• [Stated goal]
Please return every line of the listing below word for word, leaving out the pictures.

• [Material shown]
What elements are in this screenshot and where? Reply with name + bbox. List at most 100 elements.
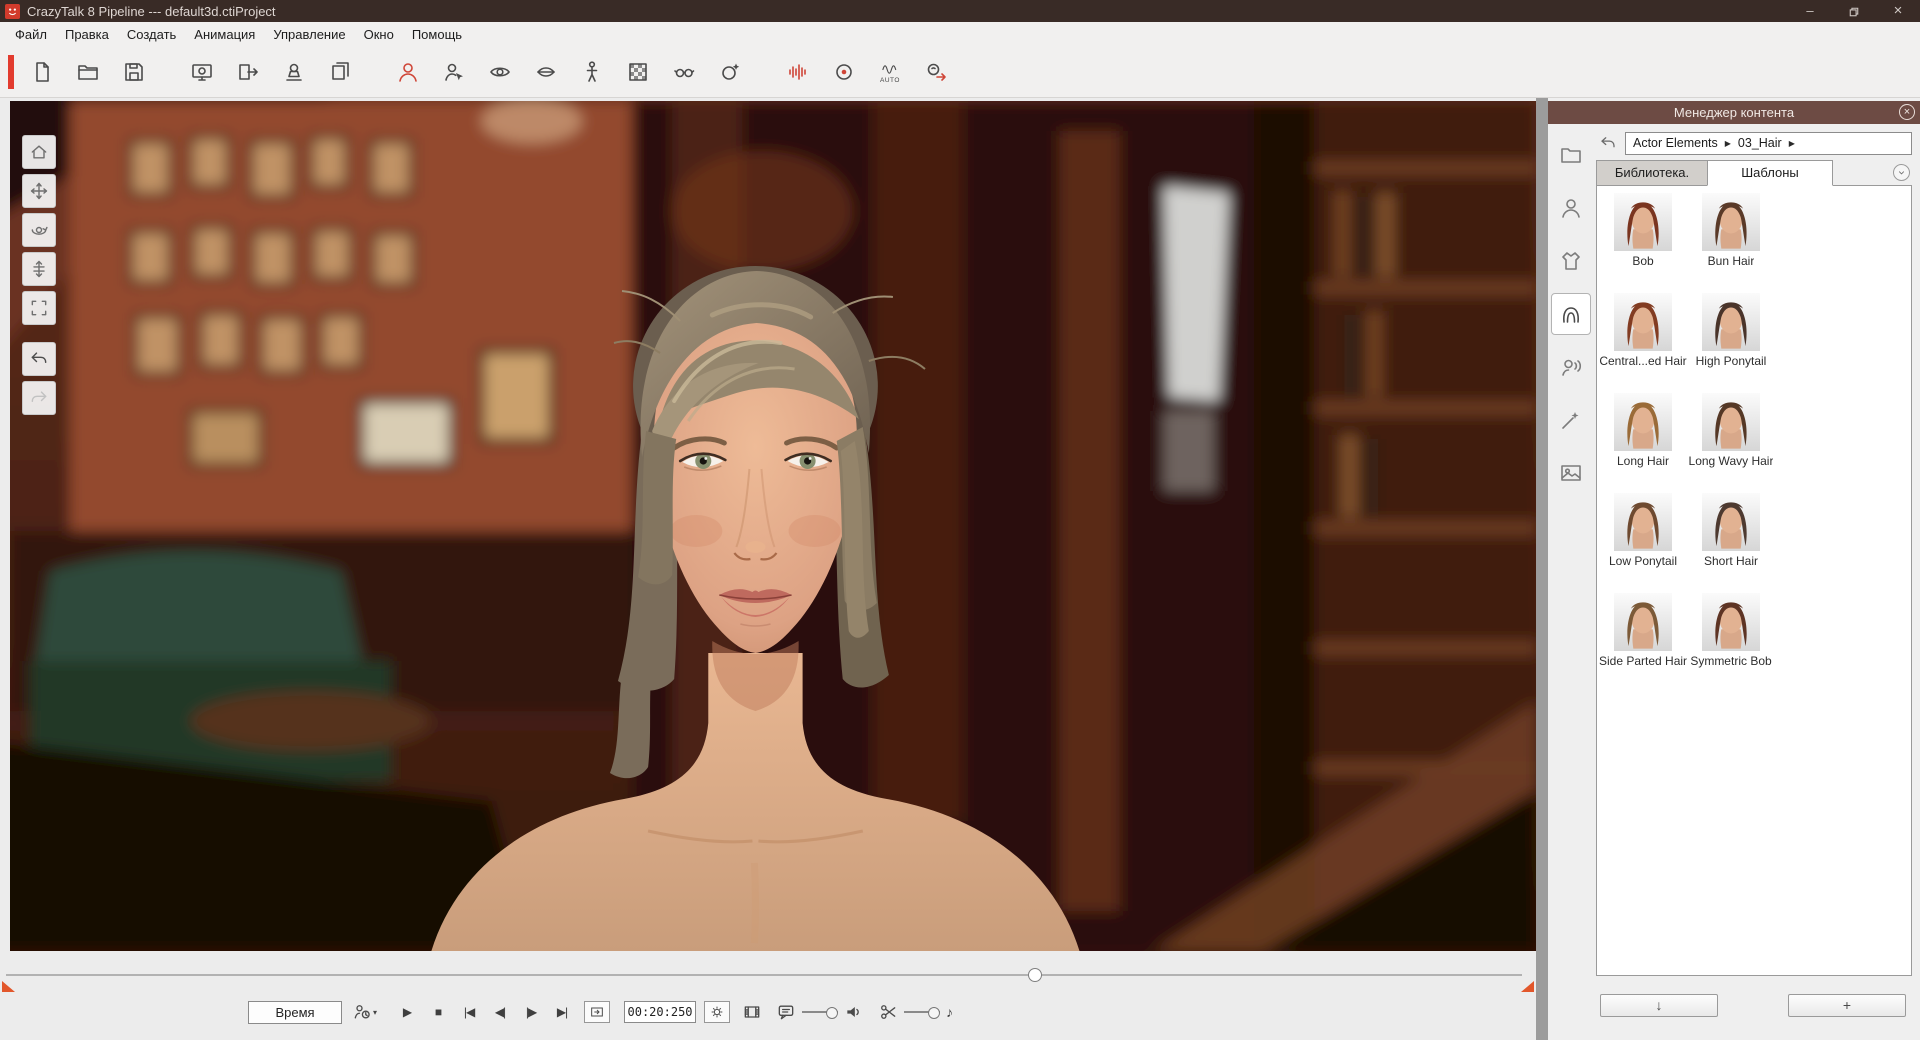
- hair-thumbnail-icon: [1614, 393, 1672, 451]
- preview-render-button[interactable]: [186, 55, 218, 89]
- template-item-long-wavy-hair[interactable]: Long Wavy Hair: [1687, 393, 1775, 493]
- select-actor-button[interactable]: [438, 55, 470, 89]
- category-image-button[interactable]: [1551, 452, 1591, 494]
- tab-templates[interactable]: Шаблоны: [1707, 160, 1833, 186]
- pan-view-button[interactable]: [22, 174, 56, 208]
- menu-edit[interactable]: Правка: [56, 24, 118, 45]
- timeline-settings-button[interactable]: [704, 1001, 730, 1023]
- new-project-button[interactable]: [26, 55, 58, 89]
- breadcrumb-item-hair[interactable]: 03_Hair: [1738, 136, 1782, 150]
- home-view-button[interactable]: [22, 135, 56, 169]
- template-item-high-ponytail[interactable]: High Ponytail: [1687, 293, 1775, 393]
- next-frame-button[interactable]: |▶: [519, 1000, 543, 1024]
- minimize-button[interactable]: –: [1788, 0, 1832, 22]
- menu-manage[interactable]: Управление: [264, 24, 354, 45]
- fit-view-button[interactable]: [22, 291, 56, 325]
- breadcrumb-item-actor-elements[interactable]: Actor Elements: [1633, 136, 1718, 150]
- face-beautify-button[interactable]: [714, 55, 746, 89]
- category-project-button[interactable]: [1551, 134, 1591, 176]
- range-marker-left[interactable]: [2, 981, 15, 992]
- menu-help[interactable]: Помощь: [403, 24, 471, 45]
- category-actor-button[interactable]: [1551, 187, 1591, 229]
- loop-range-icon: [589, 1004, 605, 1020]
- add-content-button[interactable]: +: [1788, 994, 1906, 1017]
- content-manager-header: Менеджер контента ×: [1548, 101, 1920, 124]
- category-costume-button[interactable]: [1551, 240, 1591, 282]
- create-script-button[interactable]: [782, 55, 814, 89]
- template-list-area: Bob Bun Hair Central...ed Hair: [1596, 185, 1912, 976]
- panel-expander-button[interactable]: [1893, 164, 1910, 181]
- restore-button[interactable]: [1832, 0, 1876, 22]
- zoom-vertical-icon: [29, 259, 49, 279]
- slider-knob[interactable]: [928, 1007, 940, 1019]
- orbit-view-button[interactable]: [22, 213, 56, 247]
- actor-cursor-icon: [442, 60, 466, 84]
- restore-icon: [1849, 7, 1859, 17]
- close-window-icon: ×: [1894, 2, 1903, 19]
- undo-button[interactable]: [22, 342, 56, 376]
- template-item-bob[interactable]: Bob: [1599, 193, 1687, 293]
- track-options-button[interactable]: ▾: [352, 1000, 377, 1024]
- library-tabs: Библиотека. Шаблоны: [1596, 161, 1912, 186]
- go-start-button[interactable]: |◀: [457, 1000, 481, 1024]
- play-button[interactable]: ▶: [395, 1000, 419, 1024]
- template-item-short-hair[interactable]: Short Hair: [1687, 493, 1775, 593]
- close-panel-button[interactable]: ×: [1899, 104, 1915, 120]
- open-folder-icon: [76, 60, 100, 84]
- volume-slider[interactable]: [904, 1005, 940, 1019]
- apply-content-button[interactable]: ↓: [1600, 994, 1718, 1017]
- menu-create[interactable]: Создать: [118, 24, 185, 45]
- range-marker-right[interactable]: [1521, 981, 1534, 992]
- prev-frame-button[interactable]: ◀|: [488, 1000, 512, 1024]
- actor-red-icon: [396, 60, 420, 84]
- orbit-icon: [29, 220, 49, 240]
- template-item-side-parted-hair[interactable]: Side Parted Hair: [1599, 593, 1687, 693]
- category-voice-button[interactable]: [1551, 346, 1591, 388]
- template-item-long-hair[interactable]: Long Hair: [1599, 393, 1687, 493]
- stamp-tool-button[interactable]: [278, 55, 310, 89]
- menu-window[interactable]: Окно: [355, 24, 403, 45]
- toolbar-group-animation: AUTO: [782, 55, 952, 89]
- speaker-button[interactable]: [842, 1000, 866, 1024]
- template-item-symmetric-bob[interactable]: Symmetric Bob: [1687, 593, 1775, 693]
- slider-knob[interactable]: [826, 1007, 838, 1019]
- face-puppet-button[interactable]: [828, 55, 860, 89]
- template-item-bun-hair[interactable]: Bun Hair: [1687, 193, 1775, 293]
- lip-strength-slider[interactable]: [802, 1005, 838, 1019]
- create-actor-button[interactable]: [392, 55, 424, 89]
- save-project-button[interactable]: [118, 55, 150, 89]
- open-project-button[interactable]: [72, 55, 104, 89]
- template-item-central-parted-hair[interactable]: Central...ed Hair: [1599, 293, 1687, 393]
- collect-clip-button[interactable]: [324, 55, 356, 89]
- export-button[interactable]: [232, 55, 264, 89]
- auto-motion-button[interactable]: AUTO: [874, 55, 906, 89]
- accessories-button[interactable]: [668, 55, 700, 89]
- time-mode-button[interactable]: Время: [248, 1001, 342, 1024]
- redo-button[interactable]: [22, 381, 56, 415]
- motion-clip-export-button[interactable]: [920, 55, 952, 89]
- render-video-button[interactable]: [740, 1000, 764, 1024]
- menu-file[interactable]: Файл: [6, 24, 56, 45]
- actor-proportion-button[interactable]: [576, 55, 608, 89]
- breadcrumb-up-button[interactable]: [1596, 131, 1620, 155]
- mouth-editor-button[interactable]: [530, 55, 562, 89]
- stop-button[interactable]: ■: [426, 1000, 450, 1024]
- menu-animation[interactable]: Анимация: [185, 24, 264, 45]
- zoom-view-button[interactable]: [22, 252, 56, 286]
- tab-library[interactable]: Библиотека.: [1596, 160, 1708, 186]
- viewport-3d[interactable]: [10, 101, 1536, 951]
- background-button[interactable]: [622, 55, 654, 89]
- go-end-button[interactable]: ▶|: [550, 1000, 574, 1024]
- subtitle-button[interactable]: [774, 1000, 798, 1024]
- cut-clip-button[interactable]: [876, 1000, 900, 1024]
- category-hair-button[interactable]: [1551, 293, 1591, 335]
- playhead-knob[interactable]: [1028, 968, 1042, 982]
- template-label: Short Hair: [1704, 554, 1758, 568]
- close-window-button[interactable]: ×: [1876, 0, 1920, 22]
- loop-playback-button[interactable]: [584, 1001, 610, 1023]
- eye-editor-button[interactable]: [484, 55, 516, 89]
- speech-bubble-icon: [776, 1002, 796, 1022]
- timeline-track[interactable]: [6, 974, 1522, 976]
- template-item-low-ponytail[interactable]: Low Ponytail: [1599, 493, 1687, 593]
- category-effects-button[interactable]: [1551, 399, 1591, 441]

• [Finished answer]
What elements are in this screenshot and where? Reply with name + bbox. List at most 100 elements.
- hair-thumbnail-icon: [1614, 393, 1672, 451]
- preview-render-button[interactable]: [186, 55, 218, 89]
- template-item-long-wavy-hair[interactable]: Long Wavy Hair: [1687, 393, 1775, 493]
- select-actor-button[interactable]: [438, 55, 470, 89]
- category-image-button[interactable]: [1551, 452, 1591, 494]
- tab-templates[interactable]: Шаблоны: [1707, 160, 1833, 186]
- pan-view-button[interactable]: [22, 174, 56, 208]
- menu-edit[interactable]: Правка: [56, 24, 118, 45]
- timeline-settings-button[interactable]: [704, 1001, 730, 1023]
- new-project-button[interactable]: [26, 55, 58, 89]
- breadcrumb-item-hair[interactable]: 03_Hair: [1738, 136, 1782, 150]
- home-view-button[interactable]: [22, 135, 56, 169]
- template-item-high-ponytail[interactable]: High Ponytail: [1687, 293, 1775, 393]
- next-frame-button[interactable]: |▶: [519, 1000, 543, 1024]
- minimize-button[interactable]: –: [1788, 0, 1832, 22]
- menu-manage[interactable]: Управление: [264, 24, 354, 45]
- fit-view-button[interactable]: [22, 291, 56, 325]
- breadcrumb-item-actor-elements[interactable]: Actor Elements: [1633, 136, 1718, 150]
- face-beautify-button[interactable]: [714, 55, 746, 89]
- category-project-button[interactable]: [1551, 134, 1591, 176]
- range-marker-left[interactable]: [2, 981, 15, 992]
- menu-help[interactable]: Помощь: [403, 24, 471, 45]
- category-actor-button[interactable]: [1551, 187, 1591, 229]
- loop-range-icon: [589, 1004, 605, 1020]
- add-content-button[interactable]: +: [1788, 994, 1906, 1017]
- content-manager-header: Менеджер контента ×: [1548, 101, 1920, 124]
- category-costume-button[interactable]: [1551, 240, 1591, 282]
- create-script-button[interactable]: [782, 55, 814, 89]
- template-list-area: Bob Bun Hair Central...ed Hair: [1596, 185, 1912, 976]
- panel-expander-button[interactable]: [1893, 164, 1910, 181]
- restore-button[interactable]: [1832, 0, 1876, 22]
- zoom-vertical-icon: [29, 259, 49, 279]
- slider-knob[interactable]: [928, 1007, 940, 1019]
- orbit-view-button[interactable]: [22, 213, 56, 247]
- actor-cursor-icon: [442, 60, 466, 84]
- restore-icon: [1849, 7, 1859, 17]
- close-window-icon: ×: [1894, 2, 1903, 19]
- undo-button[interactable]: [22, 342, 56, 376]
- template-item-bob[interactable]: Bob: [1599, 193, 1687, 293]
- track-options-button[interactable]: ▾: [352, 1000, 377, 1024]
- library-tabs: Библиотека. Шаблоны: [1596, 161, 1912, 186]
- go-start-button[interactable]: |◀: [457, 1000, 481, 1024]
- play-button[interactable]: ▶: [395, 1000, 419, 1024]
- template-item-short-hair[interactable]: Short Hair: [1687, 493, 1775, 593]
- close-panel-button[interactable]: ×: [1899, 104, 1915, 120]
- open-folder-icon: [76, 60, 100, 84]
- volume-slider[interactable]: [904, 1005, 940, 1019]
- apply-content-button[interactable]: ↓: [1600, 994, 1718, 1017]
- menu-create[interactable]: Создать: [118, 24, 185, 45]
- range-marker-right[interactable]: [1521, 981, 1534, 992]
- prev-frame-button[interactable]: ◀|: [488, 1000, 512, 1024]
- actor-red-icon: [396, 60, 420, 84]
- orbit-icon: [29, 220, 49, 240]
- template-item-side-parted-hair[interactable]: Side Parted Hair: [1599, 593, 1687, 693]
- category-voice-button[interactable]: [1551, 346, 1591, 388]
- template-item-long-hair[interactable]: Long Hair: [1599, 393, 1687, 493]
- stamp-tool-button[interactable]: [278, 55, 310, 89]
- menu-window[interactable]: Окно: [355, 24, 403, 45]
- toolbar-group-animation: AUTO: [782, 55, 952, 89]
- speaker-button[interactable]: [842, 1000, 866, 1024]
- template-item-symmetric-bob[interactable]: Symmetric Bob: [1687, 593, 1775, 693]
- slider-knob[interactable]: [826, 1007, 838, 1019]
- face-puppet-button[interactable]: [828, 55, 860, 89]
- template-item-bun-hair[interactable]: Bun Hair: [1687, 193, 1775, 293]
- lip-strength-slider[interactable]: [802, 1005, 838, 1019]
- create-actor-button[interactable]: [392, 55, 424, 89]
- save-project-button[interactable]: [118, 55, 150, 89]
- open-project-button[interactable]: [72, 55, 104, 89]
- template-item-central-parted-hair[interactable]: Central...ed Hair: [1599, 293, 1687, 393]
- collect-clip-button[interactable]: [324, 55, 356, 89]
- export-button[interactable]: [232, 55, 264, 89]
- auto-motion-button[interactable]: AUTO: [874, 55, 906, 89]
- accessories-button[interactable]: [668, 55, 700, 89]
- time-mode-button[interactable]: Время: [248, 1001, 342, 1024]
- redo-button[interactable]: [22, 381, 56, 415]
- motion-clip-export-button[interactable]: [920, 55, 952, 89]
- render-video-button[interactable]: [740, 1000, 764, 1024]
- menu-file[interactable]: Файл: [6, 24, 56, 45]
- actor-proportion-button[interactable]: [576, 55, 608, 89]
- breadcrumb-up-button[interactable]: [1596, 131, 1620, 155]
- mouth-editor-button[interactable]: [530, 55, 562, 89]
- stop-button[interactable]: ■: [426, 1000, 450, 1024]
- menu-animation[interactable]: Анимация: [185, 24, 264, 45]
- zoom-view-button[interactable]: [22, 252, 56, 286]
- tab-library[interactable]: Библиотека.: [1596, 160, 1708, 186]
- viewport-3d[interactable]: [10, 101, 1536, 951]
- background-button[interactable]: [622, 55, 654, 89]
- go-end-button[interactable]: ▶|: [550, 1000, 574, 1024]
- subtitle-button[interactable]: [774, 1000, 798, 1024]
- cut-clip-button[interactable]: [876, 1000, 900, 1024]
- category-hair-button[interactable]: [1551, 293, 1591, 335]
- playhead-knob[interactable]: [1028, 968, 1042, 982]
- template-label: Short Hair: [1704, 554, 1758, 568]
- close-window-button[interactable]: ×: [1876, 0, 1920, 22]
- loop-playback-button[interactable]: [584, 1001, 610, 1023]
- eye-editor-button[interactable]: [484, 55, 516, 89]
- speech-bubble-icon: [776, 1002, 796, 1022]
- timeline-track[interactable]: [6, 974, 1522, 976]
- template-item-low-ponytail[interactable]: Low Ponytail: [1599, 493, 1687, 593]
- category-effects-button[interactable]: [1551, 399, 1591, 441]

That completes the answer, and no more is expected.